* start *

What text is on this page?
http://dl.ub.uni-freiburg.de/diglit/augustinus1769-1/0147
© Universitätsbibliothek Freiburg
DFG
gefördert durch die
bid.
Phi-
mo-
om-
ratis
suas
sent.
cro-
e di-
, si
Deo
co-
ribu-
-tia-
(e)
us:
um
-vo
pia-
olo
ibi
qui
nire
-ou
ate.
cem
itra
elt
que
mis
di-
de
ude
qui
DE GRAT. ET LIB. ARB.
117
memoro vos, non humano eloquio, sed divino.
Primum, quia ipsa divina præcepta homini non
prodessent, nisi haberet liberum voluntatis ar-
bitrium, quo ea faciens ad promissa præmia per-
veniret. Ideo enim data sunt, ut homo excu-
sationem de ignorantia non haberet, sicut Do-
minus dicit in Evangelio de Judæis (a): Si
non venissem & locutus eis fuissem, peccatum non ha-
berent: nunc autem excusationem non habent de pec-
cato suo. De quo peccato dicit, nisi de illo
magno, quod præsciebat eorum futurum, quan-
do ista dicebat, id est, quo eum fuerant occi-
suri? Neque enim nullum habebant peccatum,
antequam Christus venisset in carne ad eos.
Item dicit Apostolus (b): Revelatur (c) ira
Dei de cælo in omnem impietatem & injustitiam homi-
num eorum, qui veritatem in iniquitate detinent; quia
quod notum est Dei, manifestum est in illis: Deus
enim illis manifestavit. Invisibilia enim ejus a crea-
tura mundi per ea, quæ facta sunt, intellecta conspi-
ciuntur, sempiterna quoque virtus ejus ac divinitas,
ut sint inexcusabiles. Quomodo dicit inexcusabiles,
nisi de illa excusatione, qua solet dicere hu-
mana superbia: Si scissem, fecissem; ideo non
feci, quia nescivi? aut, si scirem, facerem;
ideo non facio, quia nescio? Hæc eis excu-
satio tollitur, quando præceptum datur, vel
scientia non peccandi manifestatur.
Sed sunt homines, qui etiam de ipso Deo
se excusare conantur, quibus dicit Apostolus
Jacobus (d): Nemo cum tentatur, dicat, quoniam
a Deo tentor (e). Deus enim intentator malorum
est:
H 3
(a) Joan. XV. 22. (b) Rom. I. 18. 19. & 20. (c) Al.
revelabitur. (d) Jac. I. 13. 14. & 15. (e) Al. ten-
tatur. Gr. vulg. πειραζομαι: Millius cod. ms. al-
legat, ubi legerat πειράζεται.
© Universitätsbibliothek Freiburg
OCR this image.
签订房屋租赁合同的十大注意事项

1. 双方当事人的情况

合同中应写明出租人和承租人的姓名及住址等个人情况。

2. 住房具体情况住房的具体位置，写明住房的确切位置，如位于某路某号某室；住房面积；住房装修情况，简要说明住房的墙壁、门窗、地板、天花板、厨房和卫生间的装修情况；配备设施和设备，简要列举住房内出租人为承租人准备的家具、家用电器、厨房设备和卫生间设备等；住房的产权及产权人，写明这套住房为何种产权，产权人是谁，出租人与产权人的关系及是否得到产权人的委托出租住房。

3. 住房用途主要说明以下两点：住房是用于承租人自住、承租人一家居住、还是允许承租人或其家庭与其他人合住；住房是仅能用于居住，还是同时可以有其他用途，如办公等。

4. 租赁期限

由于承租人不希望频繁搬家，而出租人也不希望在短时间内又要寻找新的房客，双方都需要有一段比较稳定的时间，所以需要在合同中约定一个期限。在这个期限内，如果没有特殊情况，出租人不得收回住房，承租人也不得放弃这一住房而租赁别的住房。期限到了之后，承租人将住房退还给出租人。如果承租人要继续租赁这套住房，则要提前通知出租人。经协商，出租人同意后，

* end *

Task requirements ->
Reproduce each entry word for word.

Expected answer ->
What text is on this page?
http://dl.ub.uni-freiburg.de/diglit/augustinus1769-1/0147
© Universitätsbibliothek Freiburg
DFG
gefördert durch die
bid.
Phi-
mo-
om-
ratis
suas
sent.
cro-
e di-
, si
Deo
co-
ribu-
-tia-
(e)
us:
um
-vo
pia-
olo
ibi
qui
nire
-ou
ate.
cem
itra
elt
que
mis
di-
de
ude
qui
DE GRAT. ET LIB. ARB.
117
memoro vos, non humano eloquio, sed divino.
Primum, quia ipsa divina præcepta homini non
prodessent, nisi haberet liberum voluntatis ar-
bitrium, quo ea faciens ad promissa præmia per-
veniret. Ideo enim data sunt, ut homo excu-
sationem de ignorantia non haberet, sicut Do-
minus dicit in Evangelio de Judæis (a): Si
non venissem & locutus eis fuissem, peccatum non ha-
berent: nunc autem excusationem non habent de pec-
cato suo. De quo peccato dicit, nisi de illo
magno, quod præsciebat eorum futurum, quan-
do ista dicebat, id est, quo eum fuerant occi-
suri? Neque enim nullum habebant peccatum,
antequam Christus venisset in carne ad eos.
Item dicit Apostolus (b): Revelatur (c) ira
Dei de cælo in omnem impietatem & injustitiam homi-
num eorum, qui veritatem in iniquitate detinent; quia
quod notum est Dei, manifestum est in illis: Deus
enim illis manifestavit. Invisibilia enim ejus a crea-
tura mundi per ea, quæ facta sunt, intellecta conspi-
ciuntur, sempiterna quoque virtus ejus ac divinitas,
ut sint inexcusabiles. Quomodo dicit inexcusabiles,
nisi de illa excusatione, qua solet dicere hu-
mana superbia: Si scissem, fecissem; ideo non
feci, quia nescivi? aut, si scirem, facerem;
ideo non facio, quia nescio? Hæc eis excu-
satio tollitur, quando præceptum datur, vel
scientia non peccandi manifestatur.
Sed sunt homines, qui etiam de ipso Deo
se excusare conantur, quibus dicit Apostolus
Jacobus (d): Nemo cum tentatur, dicat, quoniam
a Deo tentor (e). Deus enim intentator malorum
est:
H 3
(a) Joan. XV. 22. (b) Rom. I. 18. 19. & 20. (c) Al.
revelabitur. (d) Jac. I. 13. 14. & 15. (e) Al. ten-
tatur. Gr. vulg. πειραζομαι: Millius cod. ms. al-
legat, ubi legerat πειράζεται.
© Universitätsbibliothek Freiburg
OCR this image.
签订房屋租赁合同的十大注意事项

1. 双方当事人的情况

合同中应写明出租人和承租人的姓名及住址等个人情况。

2. 住房具体情况住房的具体位置，写明住房的确切位置，如位于某路某号某室；住房面积；住房装修情况，简要说明住房的墙壁、门窗、地板、天花板、厨房和卫生间的装修情况；配备设施和设备，简要列举住房内出租人为承租人准备的家具、家用电器、厨房设备和卫生间设备等；住房的产权及产权人，写明这套住房为何种产权，产权人是谁，出租人与产权人的关系及是否得到产权人的委托出租住房。

3. 住房用途主要说明以下两点：住房是用于承租人自住、承租人一家居住、还是允许承租人或其家庭与其他人合住；住房是仅能用于居住，还是同时可以有其他用途，如办公等。

4. 租赁期限

由于承租人不希望频繁搬家，而出租人也不希望在短时间内又要寻找新的房客，双方都需要有一段比较稳定的时间，所以需要在合同中约定一个期限。在这个期限内，如果没有特殊情况，出租人不得收回住房，承租人也不得放弃这一住房而租赁别的住房。期限到了之后，承租人将住房退还给出租人。如果承租人要继续租赁这套住房，则要提前通知出租人。经协商，出租人同意后，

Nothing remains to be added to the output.